*Brief*. Gather all lines in the entries that include the word "this".

*Records about charts and figures*.
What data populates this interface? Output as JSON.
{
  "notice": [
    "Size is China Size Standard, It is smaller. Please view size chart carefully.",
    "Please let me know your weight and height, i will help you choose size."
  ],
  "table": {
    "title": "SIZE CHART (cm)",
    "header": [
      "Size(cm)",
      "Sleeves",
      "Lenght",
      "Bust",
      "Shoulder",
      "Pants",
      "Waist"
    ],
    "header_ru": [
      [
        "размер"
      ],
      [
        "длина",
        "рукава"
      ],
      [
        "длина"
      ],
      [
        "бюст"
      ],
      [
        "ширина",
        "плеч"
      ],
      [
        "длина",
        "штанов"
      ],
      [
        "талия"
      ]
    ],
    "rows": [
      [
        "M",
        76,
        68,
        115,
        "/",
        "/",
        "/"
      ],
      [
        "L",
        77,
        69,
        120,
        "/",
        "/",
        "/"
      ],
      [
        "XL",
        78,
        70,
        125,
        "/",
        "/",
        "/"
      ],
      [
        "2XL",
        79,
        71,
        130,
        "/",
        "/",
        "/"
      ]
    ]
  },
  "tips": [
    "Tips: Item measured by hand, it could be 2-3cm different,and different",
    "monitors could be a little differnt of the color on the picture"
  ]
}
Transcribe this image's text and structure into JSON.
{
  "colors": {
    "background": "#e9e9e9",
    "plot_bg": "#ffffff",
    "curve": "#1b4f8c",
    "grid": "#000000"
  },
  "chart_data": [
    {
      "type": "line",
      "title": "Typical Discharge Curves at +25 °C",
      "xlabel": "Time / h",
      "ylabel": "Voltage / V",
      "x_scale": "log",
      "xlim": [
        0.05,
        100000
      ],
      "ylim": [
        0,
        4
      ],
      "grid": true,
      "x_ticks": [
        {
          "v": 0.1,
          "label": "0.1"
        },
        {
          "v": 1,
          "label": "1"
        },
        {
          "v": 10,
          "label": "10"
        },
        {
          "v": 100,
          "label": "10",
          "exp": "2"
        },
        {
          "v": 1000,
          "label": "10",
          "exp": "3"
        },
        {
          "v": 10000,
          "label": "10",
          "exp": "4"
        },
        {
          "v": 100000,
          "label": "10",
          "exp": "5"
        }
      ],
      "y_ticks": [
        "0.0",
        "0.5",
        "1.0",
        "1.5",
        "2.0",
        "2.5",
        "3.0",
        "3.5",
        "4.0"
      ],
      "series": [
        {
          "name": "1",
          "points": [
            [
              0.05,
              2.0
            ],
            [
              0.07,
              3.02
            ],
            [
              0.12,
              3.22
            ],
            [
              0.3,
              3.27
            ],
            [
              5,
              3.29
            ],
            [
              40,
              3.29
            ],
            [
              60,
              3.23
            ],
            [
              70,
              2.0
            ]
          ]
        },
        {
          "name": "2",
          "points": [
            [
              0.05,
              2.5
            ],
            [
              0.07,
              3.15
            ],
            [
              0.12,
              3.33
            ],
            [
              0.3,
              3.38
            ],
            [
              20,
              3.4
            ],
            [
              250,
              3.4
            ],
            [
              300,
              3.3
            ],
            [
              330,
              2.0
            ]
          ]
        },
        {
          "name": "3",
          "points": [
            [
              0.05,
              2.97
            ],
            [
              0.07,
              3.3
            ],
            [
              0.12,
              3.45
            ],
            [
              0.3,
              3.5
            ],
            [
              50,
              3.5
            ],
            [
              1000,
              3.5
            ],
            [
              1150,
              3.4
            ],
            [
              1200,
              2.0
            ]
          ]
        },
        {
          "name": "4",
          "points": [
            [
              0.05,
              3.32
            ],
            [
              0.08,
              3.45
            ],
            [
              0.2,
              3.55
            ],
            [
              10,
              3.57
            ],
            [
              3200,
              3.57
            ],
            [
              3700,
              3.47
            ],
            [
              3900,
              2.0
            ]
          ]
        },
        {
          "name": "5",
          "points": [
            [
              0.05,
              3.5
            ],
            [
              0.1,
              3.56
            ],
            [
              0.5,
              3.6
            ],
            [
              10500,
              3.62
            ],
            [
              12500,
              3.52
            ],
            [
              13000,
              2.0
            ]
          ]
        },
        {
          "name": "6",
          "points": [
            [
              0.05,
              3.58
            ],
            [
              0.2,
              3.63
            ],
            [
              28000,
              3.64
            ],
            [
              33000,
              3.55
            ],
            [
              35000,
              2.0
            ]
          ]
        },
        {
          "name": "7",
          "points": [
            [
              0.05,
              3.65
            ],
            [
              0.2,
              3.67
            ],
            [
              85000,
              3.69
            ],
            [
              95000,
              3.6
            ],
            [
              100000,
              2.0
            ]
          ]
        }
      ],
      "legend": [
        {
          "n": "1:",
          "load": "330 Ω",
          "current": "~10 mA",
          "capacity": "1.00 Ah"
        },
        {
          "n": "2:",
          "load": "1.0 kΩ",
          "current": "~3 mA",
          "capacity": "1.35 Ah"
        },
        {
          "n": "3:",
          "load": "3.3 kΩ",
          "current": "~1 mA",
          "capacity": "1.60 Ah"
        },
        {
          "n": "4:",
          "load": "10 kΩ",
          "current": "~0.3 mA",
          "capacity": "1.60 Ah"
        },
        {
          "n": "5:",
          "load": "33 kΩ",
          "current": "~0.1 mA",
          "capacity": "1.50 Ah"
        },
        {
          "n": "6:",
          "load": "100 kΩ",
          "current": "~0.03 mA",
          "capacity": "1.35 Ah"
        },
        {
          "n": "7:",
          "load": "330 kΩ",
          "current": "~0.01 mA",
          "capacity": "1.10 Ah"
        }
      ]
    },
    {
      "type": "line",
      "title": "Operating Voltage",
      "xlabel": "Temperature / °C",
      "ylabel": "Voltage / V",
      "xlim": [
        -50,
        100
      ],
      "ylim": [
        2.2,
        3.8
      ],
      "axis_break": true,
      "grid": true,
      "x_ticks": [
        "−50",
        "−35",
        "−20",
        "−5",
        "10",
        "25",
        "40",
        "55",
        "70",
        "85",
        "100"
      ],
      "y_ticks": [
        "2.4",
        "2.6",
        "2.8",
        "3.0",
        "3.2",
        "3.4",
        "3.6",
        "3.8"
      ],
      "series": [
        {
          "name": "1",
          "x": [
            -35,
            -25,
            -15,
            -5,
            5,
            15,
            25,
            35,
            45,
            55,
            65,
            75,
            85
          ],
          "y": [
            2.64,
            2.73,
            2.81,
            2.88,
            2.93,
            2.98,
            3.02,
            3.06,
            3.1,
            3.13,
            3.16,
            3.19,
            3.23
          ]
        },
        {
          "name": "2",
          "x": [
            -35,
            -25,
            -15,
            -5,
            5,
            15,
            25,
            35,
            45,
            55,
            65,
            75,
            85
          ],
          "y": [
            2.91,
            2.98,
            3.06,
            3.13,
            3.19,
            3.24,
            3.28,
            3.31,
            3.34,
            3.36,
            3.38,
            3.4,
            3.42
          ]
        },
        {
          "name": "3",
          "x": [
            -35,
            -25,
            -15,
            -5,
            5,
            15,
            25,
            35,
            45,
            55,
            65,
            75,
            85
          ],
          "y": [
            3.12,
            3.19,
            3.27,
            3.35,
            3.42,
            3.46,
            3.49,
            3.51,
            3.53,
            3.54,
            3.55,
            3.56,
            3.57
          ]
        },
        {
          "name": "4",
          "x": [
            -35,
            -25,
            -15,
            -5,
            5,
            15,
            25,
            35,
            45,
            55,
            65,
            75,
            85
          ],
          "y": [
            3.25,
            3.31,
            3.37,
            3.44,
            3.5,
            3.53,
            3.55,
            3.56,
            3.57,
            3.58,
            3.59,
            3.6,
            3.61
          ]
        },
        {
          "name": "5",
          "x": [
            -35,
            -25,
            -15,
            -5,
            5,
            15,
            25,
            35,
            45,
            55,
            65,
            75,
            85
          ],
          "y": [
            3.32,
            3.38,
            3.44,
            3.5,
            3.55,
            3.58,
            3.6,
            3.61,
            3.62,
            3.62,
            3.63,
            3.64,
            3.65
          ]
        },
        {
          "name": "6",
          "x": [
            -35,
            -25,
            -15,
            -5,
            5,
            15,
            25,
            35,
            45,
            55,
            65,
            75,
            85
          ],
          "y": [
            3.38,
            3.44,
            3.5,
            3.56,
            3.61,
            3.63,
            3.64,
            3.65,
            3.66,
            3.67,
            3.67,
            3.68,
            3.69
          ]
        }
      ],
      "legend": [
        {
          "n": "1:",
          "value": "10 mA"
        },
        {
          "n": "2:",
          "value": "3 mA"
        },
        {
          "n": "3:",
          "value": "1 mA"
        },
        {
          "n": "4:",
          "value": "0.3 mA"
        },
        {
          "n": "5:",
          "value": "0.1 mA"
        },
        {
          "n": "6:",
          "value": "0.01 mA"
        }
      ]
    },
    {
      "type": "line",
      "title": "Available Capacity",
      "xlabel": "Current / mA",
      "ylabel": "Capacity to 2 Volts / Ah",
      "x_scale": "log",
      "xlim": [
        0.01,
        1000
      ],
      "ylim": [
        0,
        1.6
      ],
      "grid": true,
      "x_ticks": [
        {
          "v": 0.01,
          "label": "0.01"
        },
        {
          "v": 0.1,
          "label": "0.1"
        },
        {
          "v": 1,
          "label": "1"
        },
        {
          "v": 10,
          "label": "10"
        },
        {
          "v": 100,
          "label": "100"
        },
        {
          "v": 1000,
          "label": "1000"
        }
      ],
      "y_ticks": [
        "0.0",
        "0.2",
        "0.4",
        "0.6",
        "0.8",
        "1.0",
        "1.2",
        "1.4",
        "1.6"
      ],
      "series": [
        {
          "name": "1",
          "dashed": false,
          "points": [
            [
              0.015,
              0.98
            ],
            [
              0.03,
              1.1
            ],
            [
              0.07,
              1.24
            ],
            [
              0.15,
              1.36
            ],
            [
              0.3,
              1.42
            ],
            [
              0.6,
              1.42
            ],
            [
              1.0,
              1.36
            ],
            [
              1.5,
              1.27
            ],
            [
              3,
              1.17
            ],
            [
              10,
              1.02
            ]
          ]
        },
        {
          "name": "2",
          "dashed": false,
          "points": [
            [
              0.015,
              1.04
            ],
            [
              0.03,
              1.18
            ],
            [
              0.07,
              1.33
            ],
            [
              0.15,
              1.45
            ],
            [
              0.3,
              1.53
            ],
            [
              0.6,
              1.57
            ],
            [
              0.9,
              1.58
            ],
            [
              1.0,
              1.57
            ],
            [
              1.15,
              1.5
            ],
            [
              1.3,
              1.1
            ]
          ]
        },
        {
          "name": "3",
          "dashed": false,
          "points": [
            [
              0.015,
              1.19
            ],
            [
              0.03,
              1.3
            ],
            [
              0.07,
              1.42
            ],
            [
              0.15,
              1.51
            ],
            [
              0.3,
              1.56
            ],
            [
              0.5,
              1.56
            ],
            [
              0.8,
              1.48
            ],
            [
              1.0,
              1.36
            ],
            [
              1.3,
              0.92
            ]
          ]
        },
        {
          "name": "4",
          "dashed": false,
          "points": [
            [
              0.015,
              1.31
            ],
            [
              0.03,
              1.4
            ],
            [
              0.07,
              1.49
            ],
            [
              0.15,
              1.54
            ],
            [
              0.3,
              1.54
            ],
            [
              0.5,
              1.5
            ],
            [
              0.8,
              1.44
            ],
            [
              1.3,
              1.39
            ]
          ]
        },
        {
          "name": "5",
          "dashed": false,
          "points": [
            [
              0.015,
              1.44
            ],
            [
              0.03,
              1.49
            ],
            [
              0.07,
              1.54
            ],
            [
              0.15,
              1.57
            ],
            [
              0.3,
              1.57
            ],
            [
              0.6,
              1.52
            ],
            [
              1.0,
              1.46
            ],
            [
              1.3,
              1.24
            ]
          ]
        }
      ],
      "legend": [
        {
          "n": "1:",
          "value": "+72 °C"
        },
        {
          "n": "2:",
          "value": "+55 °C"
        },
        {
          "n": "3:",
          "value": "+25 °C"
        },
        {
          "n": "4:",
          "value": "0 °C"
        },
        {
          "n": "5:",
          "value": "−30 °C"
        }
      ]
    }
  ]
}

*Response below*.
What data populates this interface? Output as JSON.
Transcribe this image's text and structure into JSON.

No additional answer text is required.